= Given exercise =
Please reproduce every line of the records below verbatim, leaving out the pictures.

* * * * * * * * *

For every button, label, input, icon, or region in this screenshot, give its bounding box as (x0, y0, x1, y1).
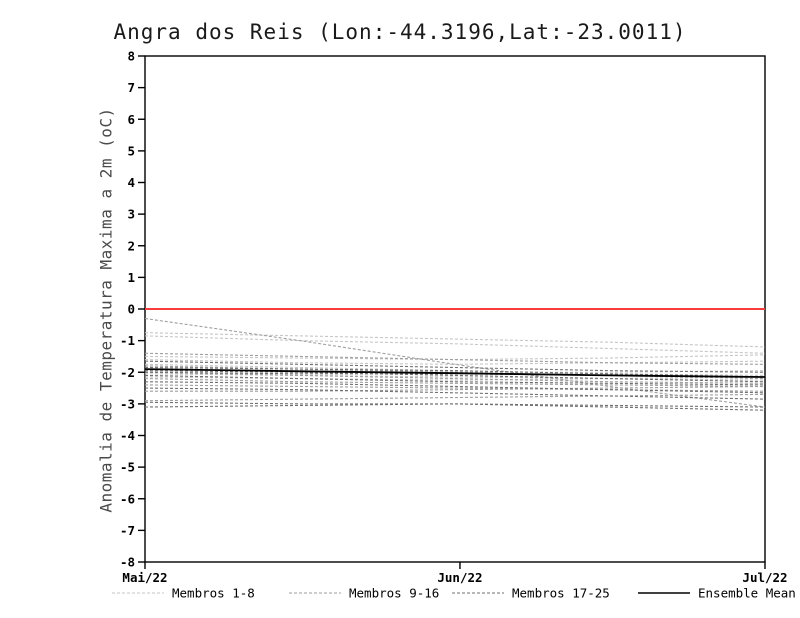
y-tick-label: -8 (120, 555, 135, 570)
ensemble-member-line (144, 360, 766, 373)
y-tick-label: 2 (127, 238, 135, 253)
y-tick-label: 3 (127, 207, 135, 222)
y-tick-label: 4 (127, 175, 135, 190)
ensemble-member-line (144, 403, 766, 411)
ensemble-member-line (144, 374, 766, 386)
ensemble-mean-line (144, 368, 766, 378)
legend-label: Membros 1-8 (172, 586, 255, 601)
y-tick-label: 8 (127, 49, 135, 64)
y-tick-label: -2 (120, 365, 135, 380)
y-tick-label: -1 (120, 333, 135, 348)
legend-label: Membros 17-25 (512, 586, 610, 601)
ensemble-member-line (144, 387, 766, 400)
y-tick-label: -7 (120, 523, 135, 538)
ensemble-member-line (144, 354, 766, 361)
chart-title: Angra dos Reis (Lon:-44.3196,Lat:-23.001… (113, 20, 687, 44)
y-tick-label: -6 (120, 491, 135, 506)
y-tick-label: -3 (120, 396, 135, 411)
ensemble-member-line (144, 376, 766, 381)
ensemble-member-line (144, 378, 766, 388)
ensemble-member-line (144, 393, 766, 402)
ensemble-member-line (145, 385, 766, 392)
ensemble-member-line (144, 370, 766, 383)
ensemble-member-line (144, 352, 766, 365)
ensemble-member-line (144, 366, 766, 378)
x-tick-label: Jul/22 (742, 570, 787, 585)
y-tick-label: 6 (127, 112, 135, 127)
legend-label: Ensemble Mean (698, 586, 796, 601)
y-tick-label: 7 (127, 80, 135, 95)
x-tick-label: Jun/22 (437, 570, 482, 585)
y-tick-label: 1 (127, 270, 135, 285)
ensemble-member-line (144, 371, 766, 384)
ensemble-member-line (144, 401, 766, 408)
y-tick-label: -4 (120, 428, 135, 443)
ensemble-member-line (144, 359, 766, 365)
ensemble-member-line (144, 317, 766, 408)
y-tick-label: -5 (120, 460, 135, 475)
ensemble-member-line (144, 332, 766, 348)
ensemble-member-line (144, 335, 766, 354)
y-tick-label: 5 (127, 143, 135, 158)
ensemble-member-line (144, 381, 766, 394)
legend-label: Membros 9-16 (349, 586, 439, 601)
y-tick-label: 0 (127, 302, 135, 317)
x-tick-label: Mai/22 (122, 570, 167, 585)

* * * * * * * * *

= Result of the exercise =
For every button, label, input, icon, or region in this screenshot, give its bounding box as (x0, y0, x1, y1).
y-tick-label: -8 (120, 555, 135, 570)
ensemble-member-line (144, 360, 766, 373)
y-tick-label: 2 (127, 238, 135, 253)
y-tick-label: 3 (127, 207, 135, 222)
y-tick-label: 4 (127, 175, 135, 190)
ensemble-member-line (144, 403, 766, 411)
ensemble-member-line (144, 374, 766, 386)
ensemble-mean-line (144, 368, 766, 378)
legend-label: Membros 1-8 (172, 586, 255, 601)
y-tick-label: 8 (127, 49, 135, 64)
y-tick-label: -2 (120, 365, 135, 380)
y-tick-label: -1 (120, 333, 135, 348)
legend-label: Membros 17-25 (512, 586, 610, 601)
ensemble-member-line (144, 387, 766, 400)
y-tick-label: -7 (120, 523, 135, 538)
ensemble-member-line (144, 354, 766, 361)
chart-title: Angra dos Reis (Lon:-44.3196,Lat:-23.001… (113, 20, 687, 44)
y-tick-label: -6 (120, 491, 135, 506)
y-tick-label: -3 (120, 396, 135, 411)
ensemble-member-line (144, 376, 766, 381)
ensemble-member-line (144, 378, 766, 388)
ensemble-member-line (144, 393, 766, 402)
ensemble-member-line (145, 385, 766, 392)
ensemble-member-line (144, 370, 766, 383)
ensemble-member-line (144, 352, 766, 365)
ensemble-member-line (144, 366, 766, 378)
x-tick-label: Jul/22 (742, 570, 787, 585)
y-tick-label: 6 (127, 112, 135, 127)
legend-label: Ensemble Mean (698, 586, 796, 601)
y-tick-label: 7 (127, 80, 135, 95)
x-tick-label: Jun/22 (437, 570, 482, 585)
y-tick-label: 1 (127, 270, 135, 285)
ensemble-member-line (144, 371, 766, 384)
ensemble-member-line (144, 401, 766, 408)
y-tick-label: -4 (120, 428, 135, 443)
ensemble-member-line (144, 359, 766, 365)
ensemble-member-line (144, 317, 766, 408)
y-tick-label: -5 (120, 460, 135, 475)
ensemble-member-line (144, 332, 766, 348)
ensemble-member-line (144, 335, 766, 354)
y-tick-label: 5 (127, 143, 135, 158)
ensemble-member-line (144, 381, 766, 394)
legend-label: Membros 9-16 (349, 586, 439, 601)
y-tick-label: 0 (127, 302, 135, 317)
x-tick-label: Mai/22 (122, 570, 167, 585)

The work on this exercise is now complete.